Go to the line containing "Extract all readable text from this page." below; retype it and all following lines exactly, and leave out the pictures.

— START DATA SUPPLIED —

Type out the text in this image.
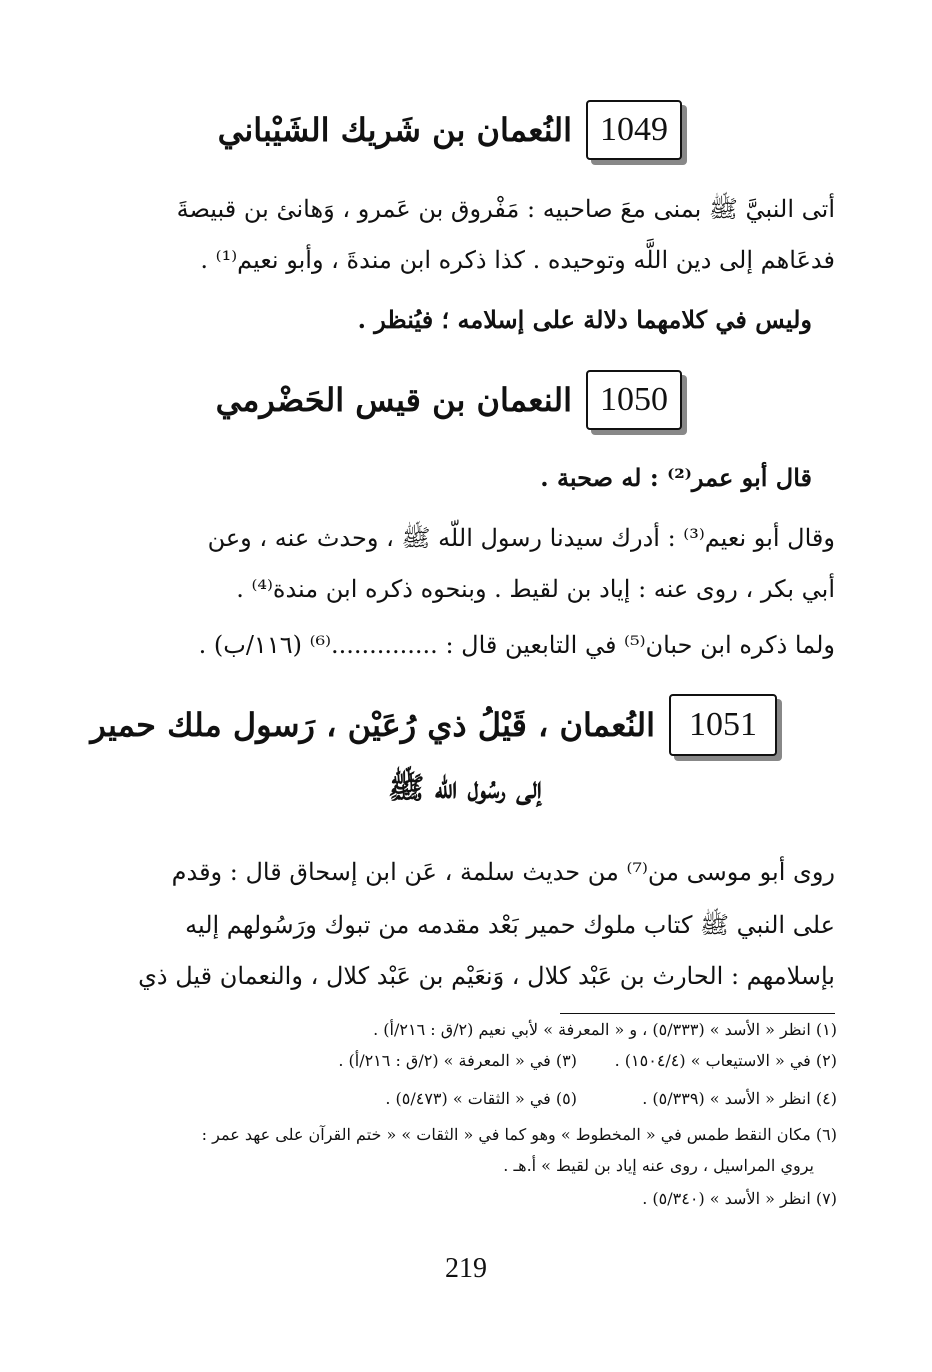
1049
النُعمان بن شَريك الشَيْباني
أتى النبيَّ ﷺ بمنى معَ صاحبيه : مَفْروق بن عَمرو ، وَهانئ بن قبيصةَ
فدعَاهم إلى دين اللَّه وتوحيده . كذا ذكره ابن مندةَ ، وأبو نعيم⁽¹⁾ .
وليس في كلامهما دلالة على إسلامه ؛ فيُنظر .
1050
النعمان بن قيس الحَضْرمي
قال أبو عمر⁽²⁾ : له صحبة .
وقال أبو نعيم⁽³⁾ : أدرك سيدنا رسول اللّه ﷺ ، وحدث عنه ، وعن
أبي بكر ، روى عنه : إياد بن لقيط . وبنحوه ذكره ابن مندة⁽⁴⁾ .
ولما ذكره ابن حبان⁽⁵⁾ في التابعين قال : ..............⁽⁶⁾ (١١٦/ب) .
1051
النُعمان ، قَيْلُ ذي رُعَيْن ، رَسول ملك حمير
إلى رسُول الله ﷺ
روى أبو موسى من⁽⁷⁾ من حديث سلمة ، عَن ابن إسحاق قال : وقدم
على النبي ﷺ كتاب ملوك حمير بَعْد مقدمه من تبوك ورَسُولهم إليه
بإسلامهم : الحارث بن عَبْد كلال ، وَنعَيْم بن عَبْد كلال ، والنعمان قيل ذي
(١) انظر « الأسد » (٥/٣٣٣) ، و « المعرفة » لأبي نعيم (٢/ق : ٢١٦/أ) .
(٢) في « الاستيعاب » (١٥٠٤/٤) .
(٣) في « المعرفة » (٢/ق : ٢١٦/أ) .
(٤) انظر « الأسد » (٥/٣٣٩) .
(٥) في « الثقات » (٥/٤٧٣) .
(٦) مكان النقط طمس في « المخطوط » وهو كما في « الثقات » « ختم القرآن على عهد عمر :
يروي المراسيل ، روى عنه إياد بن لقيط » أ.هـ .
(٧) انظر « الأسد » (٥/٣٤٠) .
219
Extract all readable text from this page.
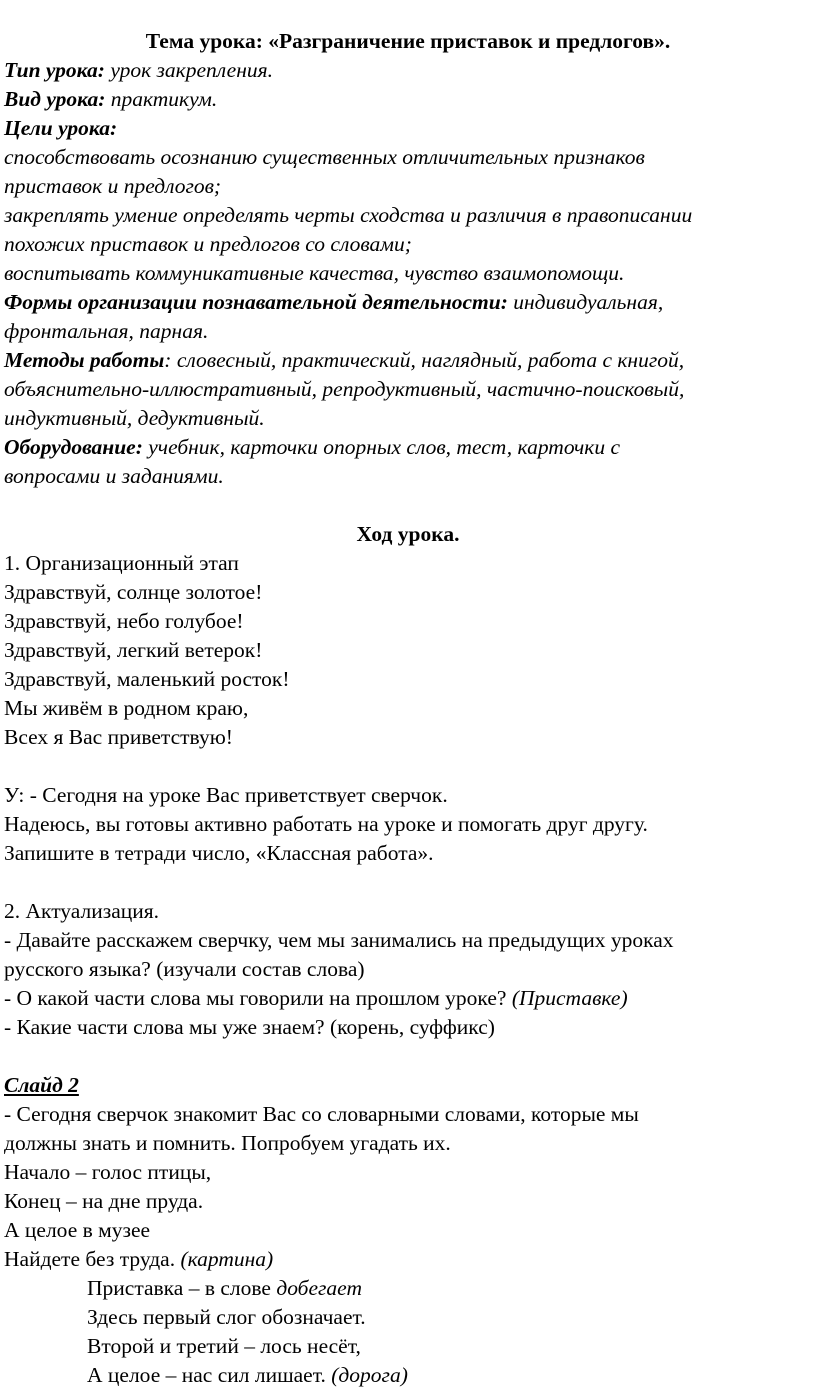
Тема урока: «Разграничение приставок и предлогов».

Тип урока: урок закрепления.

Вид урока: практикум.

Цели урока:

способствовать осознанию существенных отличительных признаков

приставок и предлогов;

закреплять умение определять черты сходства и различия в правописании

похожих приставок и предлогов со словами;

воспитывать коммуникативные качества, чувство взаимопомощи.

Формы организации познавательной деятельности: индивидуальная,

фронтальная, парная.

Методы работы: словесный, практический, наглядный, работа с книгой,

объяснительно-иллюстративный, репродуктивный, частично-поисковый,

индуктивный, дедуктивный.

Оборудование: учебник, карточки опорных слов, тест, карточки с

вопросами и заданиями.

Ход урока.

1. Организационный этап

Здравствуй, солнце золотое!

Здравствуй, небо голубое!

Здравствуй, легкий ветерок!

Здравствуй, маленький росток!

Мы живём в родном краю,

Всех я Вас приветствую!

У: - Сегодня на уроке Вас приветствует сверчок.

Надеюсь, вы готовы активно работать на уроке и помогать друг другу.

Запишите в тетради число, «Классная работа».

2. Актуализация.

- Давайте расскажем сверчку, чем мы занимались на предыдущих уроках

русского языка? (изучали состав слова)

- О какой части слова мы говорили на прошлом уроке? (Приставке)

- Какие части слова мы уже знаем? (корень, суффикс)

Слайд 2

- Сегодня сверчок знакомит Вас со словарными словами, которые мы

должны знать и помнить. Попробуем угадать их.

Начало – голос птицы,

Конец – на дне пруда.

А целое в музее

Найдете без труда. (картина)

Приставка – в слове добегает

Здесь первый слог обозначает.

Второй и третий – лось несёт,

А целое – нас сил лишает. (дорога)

— END DATA SUPPLIED —

[THE SOLUTION]
Extract all readable text from this page.
Тема урока: «Разграничение приставок и предлогов».

Тип урока: урок закрепления.

Вид урока: практикум.

Цели урока:

способствовать осознанию существенных отличительных признаков

приставок и предлогов;

закреплять умение определять черты сходства и различия в правописании

похожих приставок и предлогов со словами;

воспитывать коммуникативные качества, чувство взаимопомощи.

Формы организации познавательной деятельности: индивидуальная,

фронтальная, парная.

Методы работы: словесный, практический, наглядный, работа с книгой,

объяснительно-иллюстративный, репродуктивный, частично-поисковый,

индуктивный, дедуктивный.

Оборудование: учебник, карточки опорных слов, тест, карточки с

вопросами и заданиями.

Ход урока.

1. Организационный этап

Здравствуй, солнце золотое!

Здравствуй, небо голубое!

Здравствуй, легкий ветерок!

Здравствуй, маленький росток!

Мы живём в родном краю,

Всех я Вас приветствую!

У: - Сегодня на уроке Вас приветствует сверчок.

Надеюсь, вы готовы активно работать на уроке и помогать друг другу.

Запишите в тетради число, «Классная работа».

2. Актуализация.

- Давайте расскажем сверчку, чем мы занимались на предыдущих уроках

русского языка? (изучали состав слова)

- О какой части слова мы говорили на прошлом уроке? (Приставке)

- Какие части слова мы уже знаем? (корень, суффикс)

Слайд 2

- Сегодня сверчок знакомит Вас со словарными словами, которые мы

должны знать и помнить. Попробуем угадать их.

Начало – голос птицы,

Конец – на дне пруда.

А целое в музее

Найдете без труда. (картина)

Приставка – в слове добегает

Здесь первый слог обозначает.

Второй и третий – лось несёт,

А целое – нас сил лишает. (дорога)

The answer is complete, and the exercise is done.